==== Extract ====

# ENWorld DC Gameday IV - March 14th



## Rodrigo Istalindir (Feb 11, 2009)

DC Gameday IV will be on March 14th, 2009.  Visit the gameday forum and subscribe to the master thread for details and continuous updates, or go to www.dcgameday.com

ATTENTION:  There has been a venue change.  Due to another screwup on the part of my apartment building, we recently found out they'd double booked the weekend of the gameday and we were out of luck.  We have, courtesy of Lyonesse, found a replacement.

The new venue is the 9th floor of the AFT building, at the corner of New Jersey Ave and F St NW.  It's two blocks or so from the Union Station stop on  Metro's Red Line.  There's plenty of places nearby to eat, there's a small kitchen, bathrooms, plenty of tables and chairs, etc.  There is *no* parking in the building's garage; however, there is a parking garage at Union Station, and you can always take your chances with street parking.  Not ideal, but we'll just have to deal with it.

Look for further details in the next few days.  

The facilities are excellent, but it is a secure building, so I need to compile a list of attendees to leave with the security guards at the front desk.  *If you plan on attending, or even think you might attend, please email me  at jckline at gmail dot com with your (real) name and the names of anyone who may be coming with you that don't post here* 


Directions from Union Station.




Venue change:  The new location is the 9th floor of the AFT building at the corner of New Jersey Ave and F St. NW.  See above for details.
Prospective GMs will be allowed to start posting games on the 1st of February.
Player signups will start on the 14th of February.
There will be a morning (10-2:30) and afternoon (3:30-8) session, followed by freeform screwing around and pizza or somesuch. Rel pointed out to me that it is also Steak and Blowjob day, so I asssume that means he's offering one or both.


----------



## Rodrigo Istalindir (Mar 5, 2009)

Venue change -- see first post.


----------

==== Data shown ====

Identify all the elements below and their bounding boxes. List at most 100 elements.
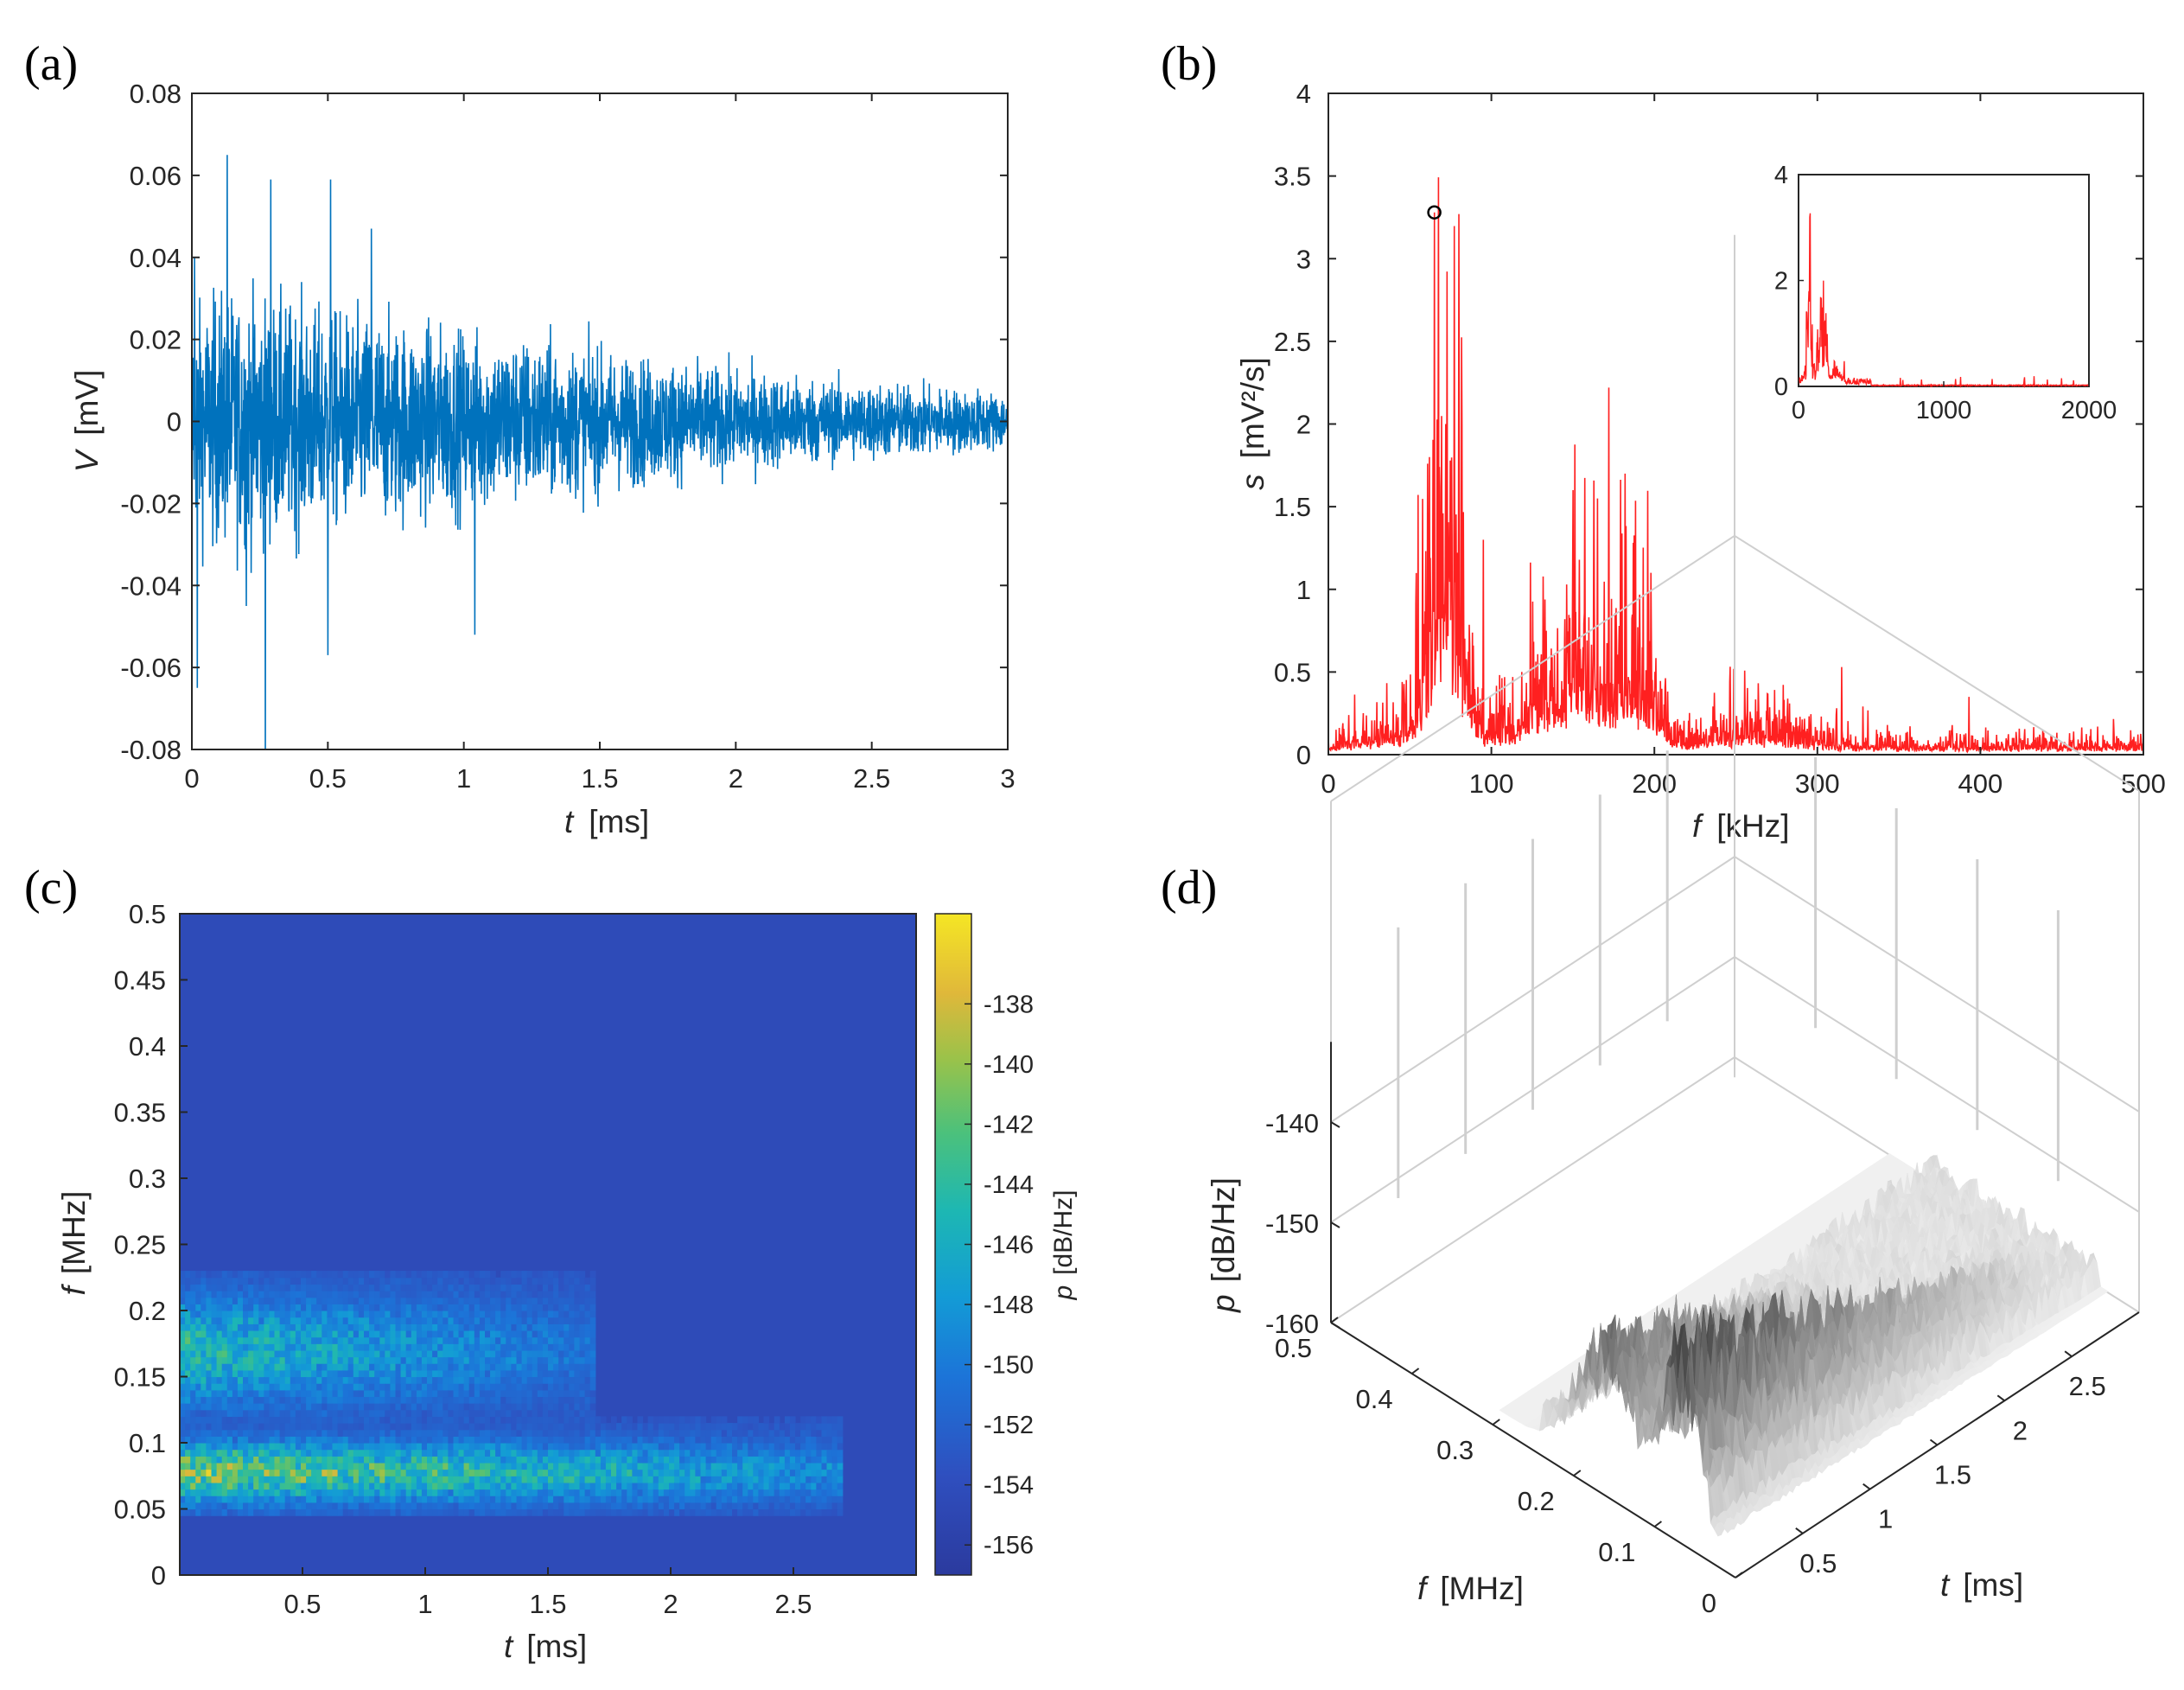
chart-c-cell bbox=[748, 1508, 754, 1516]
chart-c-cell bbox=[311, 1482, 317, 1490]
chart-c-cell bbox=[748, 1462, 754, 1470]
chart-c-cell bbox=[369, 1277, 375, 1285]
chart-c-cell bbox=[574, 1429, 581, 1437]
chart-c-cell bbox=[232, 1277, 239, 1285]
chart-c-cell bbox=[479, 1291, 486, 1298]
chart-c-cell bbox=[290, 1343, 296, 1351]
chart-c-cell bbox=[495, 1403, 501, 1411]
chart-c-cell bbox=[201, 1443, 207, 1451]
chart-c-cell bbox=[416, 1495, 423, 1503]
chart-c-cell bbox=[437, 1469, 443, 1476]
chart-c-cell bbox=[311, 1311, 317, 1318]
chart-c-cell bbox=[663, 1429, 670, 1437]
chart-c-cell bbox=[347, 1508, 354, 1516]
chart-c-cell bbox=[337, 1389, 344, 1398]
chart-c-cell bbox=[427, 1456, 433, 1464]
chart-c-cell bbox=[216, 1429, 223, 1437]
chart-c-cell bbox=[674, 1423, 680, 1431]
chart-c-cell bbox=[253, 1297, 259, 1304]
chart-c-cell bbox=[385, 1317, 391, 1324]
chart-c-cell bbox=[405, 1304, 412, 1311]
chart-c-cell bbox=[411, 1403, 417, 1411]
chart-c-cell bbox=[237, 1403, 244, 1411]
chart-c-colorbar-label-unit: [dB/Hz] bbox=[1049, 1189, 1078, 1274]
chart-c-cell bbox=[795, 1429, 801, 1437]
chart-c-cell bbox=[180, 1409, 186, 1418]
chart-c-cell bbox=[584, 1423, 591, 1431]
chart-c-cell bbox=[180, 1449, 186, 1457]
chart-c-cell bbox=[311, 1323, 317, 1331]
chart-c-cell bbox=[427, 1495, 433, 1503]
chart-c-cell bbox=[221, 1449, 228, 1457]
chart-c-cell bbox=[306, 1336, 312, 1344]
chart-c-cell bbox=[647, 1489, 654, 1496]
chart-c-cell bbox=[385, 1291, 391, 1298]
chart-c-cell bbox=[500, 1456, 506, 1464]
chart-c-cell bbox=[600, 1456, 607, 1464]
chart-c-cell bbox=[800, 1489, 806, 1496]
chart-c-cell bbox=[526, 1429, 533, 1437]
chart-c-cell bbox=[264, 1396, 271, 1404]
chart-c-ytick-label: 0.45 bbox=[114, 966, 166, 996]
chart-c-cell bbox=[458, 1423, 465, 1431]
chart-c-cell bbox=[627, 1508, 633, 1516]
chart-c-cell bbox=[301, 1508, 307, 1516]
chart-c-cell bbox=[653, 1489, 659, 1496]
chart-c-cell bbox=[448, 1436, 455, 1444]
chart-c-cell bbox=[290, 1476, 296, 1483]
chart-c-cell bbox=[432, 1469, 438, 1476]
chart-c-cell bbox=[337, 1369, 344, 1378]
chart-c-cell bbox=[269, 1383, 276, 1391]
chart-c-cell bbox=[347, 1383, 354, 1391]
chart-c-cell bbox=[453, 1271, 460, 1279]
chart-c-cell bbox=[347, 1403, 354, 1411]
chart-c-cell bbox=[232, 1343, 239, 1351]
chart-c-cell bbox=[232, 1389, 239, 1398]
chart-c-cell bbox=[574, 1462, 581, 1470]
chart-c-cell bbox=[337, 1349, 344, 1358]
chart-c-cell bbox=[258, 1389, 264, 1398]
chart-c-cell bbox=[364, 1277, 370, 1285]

====

» Problem A:
Answer these questions about the gameday thread:
(i) Which floor of the AFT building is the new venue on?
(ii) On what date will player signups start?
(iii) What are the hours of the morning session?
» Problem B: Reproduce the lines of the entries word for word, beginning at the line that contains "chart-c-cell bbox=[748, 1508, 754, 1516]" and stopping after the line that contains "chart-c-ytick-label: 0.45 bbox=[114, 966, 166, 996]".
The gameday thread and the entries are separate pieces of material.

» Written answer A:
(i) The 9th floor.
(ii) The 14th of February.
(iii) 10-2:30.

» Written answer B:
chart-c-cell bbox=[748, 1508, 754, 1516]
chart-c-cell bbox=[311, 1482, 317, 1490]
chart-c-cell bbox=[748, 1462, 754, 1470]
chart-c-cell bbox=[369, 1277, 375, 1285]
chart-c-cell bbox=[574, 1429, 581, 1437]
chart-c-cell bbox=[232, 1277, 239, 1285]
chart-c-cell bbox=[479, 1291, 486, 1298]
chart-c-cell bbox=[290, 1343, 296, 1351]
chart-c-cell bbox=[495, 1403, 501, 1411]
chart-c-cell bbox=[201, 1443, 207, 1451]
chart-c-cell bbox=[416, 1495, 423, 1503]
chart-c-cell bbox=[437, 1469, 443, 1476]
chart-c-cell bbox=[311, 1311, 317, 1318]
chart-c-cell bbox=[663, 1429, 670, 1437]
chart-c-cell bbox=[347, 1508, 354, 1516]
chart-c-cell bbox=[337, 1389, 344, 1398]
chart-c-cell bbox=[427, 1456, 433, 1464]
chart-c-cell bbox=[216, 1429, 223, 1437]
chart-c-cell bbox=[674, 1423, 680, 1431]
chart-c-cell bbox=[253, 1297, 259, 1304]
chart-c-cell bbox=[385, 1317, 391, 1324]
chart-c-cell bbox=[405, 1304, 412, 1311]
chart-c-cell bbox=[411, 1403, 417, 1411]
chart-c-cell bbox=[237, 1403, 244, 1411]
chart-c-colorbar-label-unit: [dB/Hz] bbox=[1049, 1189, 1078, 1274]
chart-c-cell bbox=[795, 1429, 801, 1437]
chart-c-cell bbox=[180, 1409, 186, 1418]
chart-c-cell bbox=[584, 1423, 591, 1431]
chart-c-cell bbox=[180, 1449, 186, 1457]
chart-c-cell bbox=[311, 1323, 317, 1331]
chart-c-cell bbox=[427, 1495, 433, 1503]
chart-c-cell bbox=[221, 1449, 228, 1457]
chart-c-cell bbox=[306, 1336, 312, 1344]
chart-c-cell bbox=[647, 1489, 654, 1496]
chart-c-cell bbox=[385, 1291, 391, 1298]
chart-c-cell bbox=[500, 1456, 506, 1464]
chart-c-cell bbox=[600, 1456, 607, 1464]
chart-c-cell bbox=[800, 1489, 806, 1496]
chart-c-cell bbox=[526, 1429, 533, 1437]
chart-c-cell bbox=[264, 1396, 271, 1404]
chart-c-ytick-label: 0.45 bbox=[114, 966, 166, 996]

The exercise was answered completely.